#### [Records for processing]

"""

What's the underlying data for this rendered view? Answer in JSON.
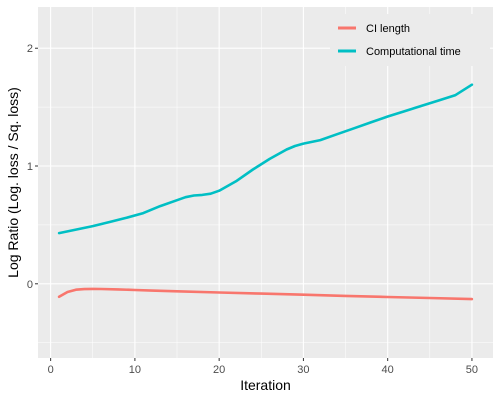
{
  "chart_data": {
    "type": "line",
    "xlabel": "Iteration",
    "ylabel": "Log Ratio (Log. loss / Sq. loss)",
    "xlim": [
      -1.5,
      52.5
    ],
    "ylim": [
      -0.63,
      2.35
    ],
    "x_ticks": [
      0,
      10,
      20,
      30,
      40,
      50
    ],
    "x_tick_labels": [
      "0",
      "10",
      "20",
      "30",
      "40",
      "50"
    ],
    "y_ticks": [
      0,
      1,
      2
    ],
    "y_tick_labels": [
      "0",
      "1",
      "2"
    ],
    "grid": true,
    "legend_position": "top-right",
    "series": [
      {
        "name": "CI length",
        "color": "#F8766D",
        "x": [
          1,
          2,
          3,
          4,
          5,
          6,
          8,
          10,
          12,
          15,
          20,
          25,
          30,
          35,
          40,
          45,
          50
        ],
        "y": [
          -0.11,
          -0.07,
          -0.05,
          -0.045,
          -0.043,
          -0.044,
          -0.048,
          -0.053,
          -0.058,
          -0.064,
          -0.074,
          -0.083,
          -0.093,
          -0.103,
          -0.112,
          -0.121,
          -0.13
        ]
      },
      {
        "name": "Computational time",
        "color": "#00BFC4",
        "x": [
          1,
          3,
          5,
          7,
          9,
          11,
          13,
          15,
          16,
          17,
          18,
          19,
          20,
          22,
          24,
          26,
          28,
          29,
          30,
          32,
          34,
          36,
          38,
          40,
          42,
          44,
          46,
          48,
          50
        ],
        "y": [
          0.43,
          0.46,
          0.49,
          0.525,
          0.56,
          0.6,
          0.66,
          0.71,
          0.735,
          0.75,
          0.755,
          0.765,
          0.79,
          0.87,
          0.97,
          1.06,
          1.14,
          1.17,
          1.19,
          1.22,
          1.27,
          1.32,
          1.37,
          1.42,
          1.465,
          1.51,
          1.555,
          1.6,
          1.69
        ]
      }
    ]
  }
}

"""

#### [Task]
Report how many lines of the listing hold the word "name", with nothing but the number.

#### [Task result]
2